Exercise inputs:
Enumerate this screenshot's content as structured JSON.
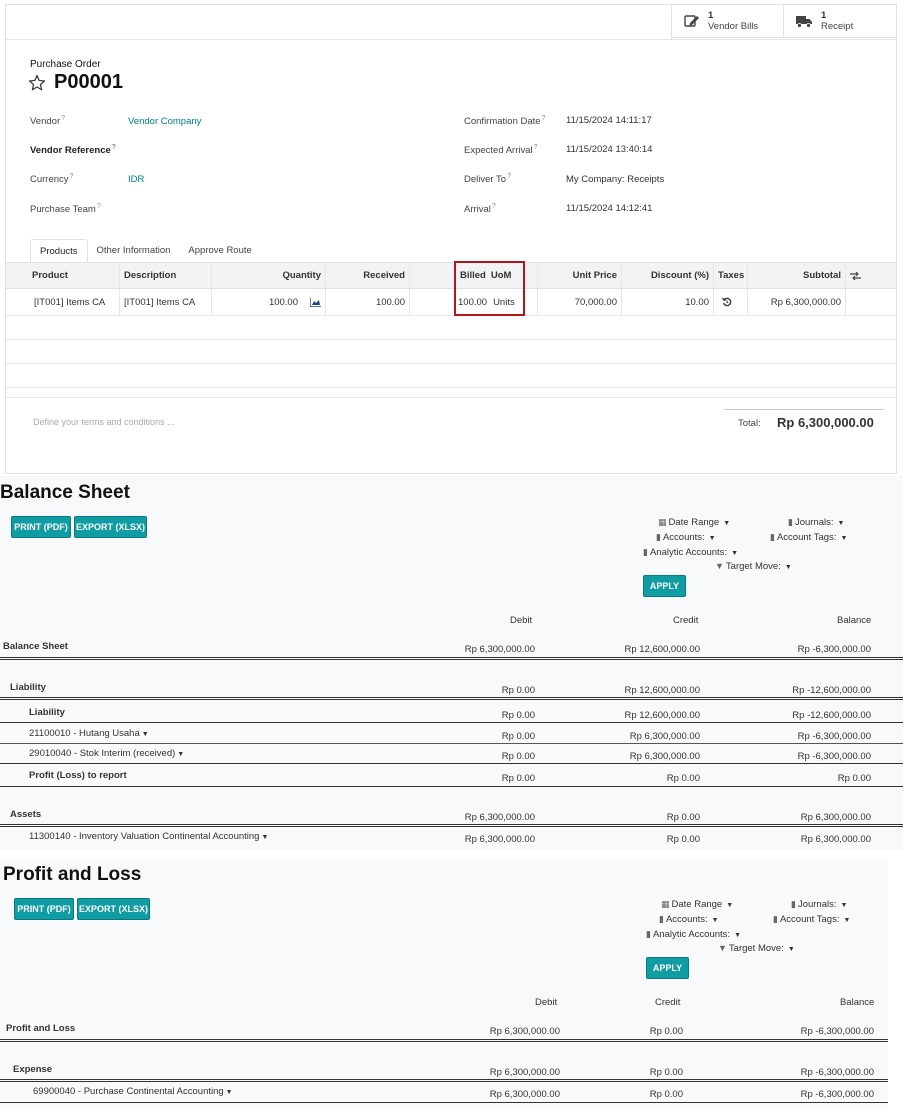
{
  "smart_buttons": [
    {
      "count": "1",
      "label": "Vendor Bills",
      "icon": "edit-icon"
    },
    {
      "count": "1",
      "label": "Receipt",
      "icon": "truck-icon"
    }
  ],
  "purchase_order": {
    "breadcrumb": "Purchase Order",
    "name": "P00001",
    "fields_left": [
      {
        "label": "Vendor",
        "value": "Vendor Company"
      },
      {
        "label": "Vendor Reference",
        "value": ""
      },
      {
        "label": "Currency",
        "value": "IDR"
      },
      {
        "label": "Purchase Team",
        "value": ""
      }
    ],
    "fields_right": [
      {
        "label": "Confirmation Date",
        "value": "11/15/2024 14:11:17"
      },
      {
        "label": "Expected Arrival",
        "value": "11/15/2024 13:40:14"
      },
      {
        "label": "Deliver To",
        "value": "My Company: Receipts"
      },
      {
        "label": "Arrival",
        "value": "11/15/2024 14:12:41"
      }
    ],
    "tabs": [
      "Products",
      "Other Information",
      "Approve Route"
    ],
    "columns": [
      "Product",
      "Description",
      "Quantity",
      "Received",
      "Billed",
      "UoM",
      "Unit Price",
      "Discount (%)",
      "Taxes",
      "Subtotal"
    ],
    "line": {
      "product": "[IT001] Items CA",
      "description": "[IT001] Items CA",
      "quantity": "100.00",
      "received": "100.00",
      "billed": "100.00",
      "uom": "Units",
      "unit_price": "70,000.00",
      "discount": "10.00",
      "subtotal": "Rp 6,300,000.00"
    },
    "terms_placeholder": "Define your terms and conditions ...",
    "total_label": "Total:",
    "total_value": "Rp 6,300,000.00"
  },
  "balance_sheet": {
    "title": "Balance Sheet",
    "buttons": [
      "PRINT (PDF)",
      "EXPORT (XLSX)"
    ],
    "filters": {
      "date_range": "Date Range",
      "journals": "Journals:",
      "accounts": "Accounts:",
      "account_tags": "Account Tags:",
      "analytic_accounts": "Analytic Accounts:",
      "target_move": "Target Move:",
      "apply": "APPLY"
    },
    "headers": [
      "Debit",
      "Credit",
      "Balance"
    ],
    "rows": [
      {
        "label": "Balance Sheet",
        "debit": "Rp 6,300,000.00",
        "credit": "Rp 12,600,000.00",
        "balance": "Rp -6,300,000.00"
      },
      {
        "label": "Liability",
        "debit": "Rp 0.00",
        "credit": "Rp 12,600,000.00",
        "balance": "Rp -12,600,000.00"
      },
      {
        "label": "Liability",
        "debit": "Rp 0.00",
        "credit": "Rp 12,600,000.00",
        "balance": "Rp -12,600,000.00"
      },
      {
        "label": "21100010 - Hutang Usaha",
        "debit": "Rp 0.00",
        "credit": "Rp 6,300,000.00",
        "balance": "Rp -6,300,000.00"
      },
      {
        "label": "29010040 - Stok Interim (received)",
        "debit": "Rp 0.00",
        "credit": "Rp 6,300,000.00",
        "balance": "Rp -6,300,000.00"
      },
      {
        "label": "Profit (Loss) to report",
        "debit": "Rp 0.00",
        "credit": "Rp 0.00",
        "balance": "Rp 0.00"
      },
      {
        "label": "Assets",
        "debit": "Rp 6,300,000.00",
        "credit": "Rp 0.00",
        "balance": "Rp 6,300,000.00"
      },
      {
        "label": "11300140 - Inventory Valuation Continental Accounting",
        "debit": "Rp 6,300,000.00",
        "credit": "Rp 0.00",
        "balance": "Rp 6,300,000.00"
      }
    ]
  },
  "profit_loss": {
    "title": "Profit and Loss",
    "buttons": [
      "PRINT (PDF)",
      "EXPORT (XLSX)"
    ],
    "filters": {
      "date_range": "Date Range",
      "journals": "Journals:",
      "accounts": "Accounts:",
      "account_tags": "Account Tags:",
      "analytic_accounts": "Analytic Accounts:",
      "target_move": "Target Move:",
      "apply": "APPLY"
    },
    "headers": [
      "Debit",
      "Credit",
      "Balance"
    ],
    "rows": [
      {
        "label": "Profit and Loss",
        "debit": "Rp 6,300,000.00",
        "credit": "Rp 0.00",
        "balance": "Rp -6,300,000.00"
      },
      {
        "label": "Expense",
        "debit": "Rp 6,300,000.00",
        "credit": "Rp 0.00",
        "balance": "Rp -6,300,000.00"
      },
      {
        "label": "69900040 - Purchase Continental Accounting",
        "debit": "Rp 6,300,000.00",
        "credit": "Rp 0.00",
        "balance": "Rp -6,300,000.00"
      }
    ]
  }
}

Task: Reproduce each entry verbatim, excluding any embedded images.

Answer below:
Enumerate this screenshot's content as structured JSON.
{
  "smart_buttons": [
    {
      "count": "1",
      "label": "Vendor Bills",
      "icon": "edit-icon"
    },
    {
      "count": "1",
      "label": "Receipt",
      "icon": "truck-icon"
    }
  ],
  "purchase_order": {
    "breadcrumb": "Purchase Order",
    "name": "P00001",
    "fields_left": [
      {
        "label": "Vendor",
        "value": "Vendor Company"
      },
      {
        "label": "Vendor Reference",
        "value": ""
      },
      {
        "label": "Currency",
        "value": "IDR"
      },
      {
        "label": "Purchase Team",
        "value": ""
      }
    ],
    "fields_right": [
      {
        "label": "Confirmation Date",
        "value": "11/15/2024 14:11:17"
      },
      {
        "label": "Expected Arrival",
        "value": "11/15/2024 13:40:14"
      },
      {
        "label": "Deliver To",
        "value": "My Company: Receipts"
      },
      {
        "label": "Arrival",
        "value": "11/15/2024 14:12:41"
      }
    ],
    "tabs": [
      "Products",
      "Other Information",
      "Approve Route"
    ],
    "columns": [
      "Product",
      "Description",
      "Quantity",
      "Received",
      "Billed",
      "UoM",
      "Unit Price",
      "Discount (%)",
      "Taxes",
      "Subtotal"
    ],
    "line": {
      "product": "[IT001] Items CA",
      "description": "[IT001] Items CA",
      "quantity": "100.00",
      "received": "100.00",
      "billed": "100.00",
      "uom": "Units",
      "unit_price": "70,000.00",
      "discount": "10.00",
      "subtotal": "Rp 6,300,000.00"
    },
    "terms_placeholder": "Define your terms and conditions ...",
    "total_label": "Total:",
    "total_value": "Rp 6,300,000.00"
  },
  "balance_sheet": {
    "title": "Balance Sheet",
    "buttons": [
      "PRINT (PDF)",
      "EXPORT (XLSX)"
    ],
    "filters": {
      "date_range": "Date Range",
      "journals": "Journals:",
      "accounts": "Accounts:",
      "account_tags": "Account Tags:",
      "analytic_accounts": "Analytic Accounts:",
      "target_move": "Target Move:",
      "apply": "APPLY"
    },
    "headers": [
      "Debit",
      "Credit",
      "Balance"
    ],
    "rows": [
      {
        "label": "Balance Sheet",
        "debit": "Rp 6,300,000.00",
        "credit": "Rp 12,600,000.00",
        "balance": "Rp -6,300,000.00"
      },
      {
        "label": "Liability",
        "debit": "Rp 0.00",
        "credit": "Rp 12,600,000.00",
        "balance": "Rp -12,600,000.00"
      },
      {
        "label": "Liability",
        "debit": "Rp 0.00",
        "credit": "Rp 12,600,000.00",
        "balance": "Rp -12,600,000.00"
      },
      {
        "label": "21100010 - Hutang Usaha",
        "debit": "Rp 0.00",
        "credit": "Rp 6,300,000.00",
        "balance": "Rp -6,300,000.00"
      },
      {
        "label": "29010040 - Stok Interim (received)",
        "debit": "Rp 0.00",
        "credit": "Rp 6,300,000.00",
        "balance": "Rp -6,300,000.00"
      },
      {
        "label": "Profit (Loss) to report",
        "debit": "Rp 0.00",
        "credit": "Rp 0.00",
        "balance": "Rp 0.00"
      },
      {
        "label": "Assets",
        "debit": "Rp 6,300,000.00",
        "credit": "Rp 0.00",
        "balance": "Rp 6,300,000.00"
      },
      {
        "label": "11300140 - Inventory Valuation Continental Accounting",
        "debit": "Rp 6,300,000.00",
        "credit": "Rp 0.00",
        "balance": "Rp 6,300,000.00"
      }
    ]
  },
  "profit_loss": {
    "title": "Profit and Loss",
    "buttons": [
      "PRINT (PDF)",
      "EXPORT (XLSX)"
    ],
    "filters": {
      "date_range": "Date Range",
      "journals": "Journals:",
      "accounts": "Accounts:",
      "account_tags": "Account Tags:",
      "analytic_accounts": "Analytic Accounts:",
      "target_move": "Target Move:",
      "apply": "APPLY"
    },
    "headers": [
      "Debit",
      "Credit",
      "Balance"
    ],
    "rows": [
      {
        "label": "Profit and Loss",
        "debit": "Rp 6,300,000.00",
        "credit": "Rp 0.00",
        "balance": "Rp -6,300,000.00"
      },
      {
        "label": "Expense",
        "debit": "Rp 6,300,000.00",
        "credit": "Rp 0.00",
        "balance": "Rp -6,300,000.00"
      },
      {
        "label": "69900040 - Purchase Continental Accounting",
        "debit": "Rp 6,300,000.00",
        "credit": "Rp 0.00",
        "balance": "Rp -6,300,000.00"
      }
    ]
  }
}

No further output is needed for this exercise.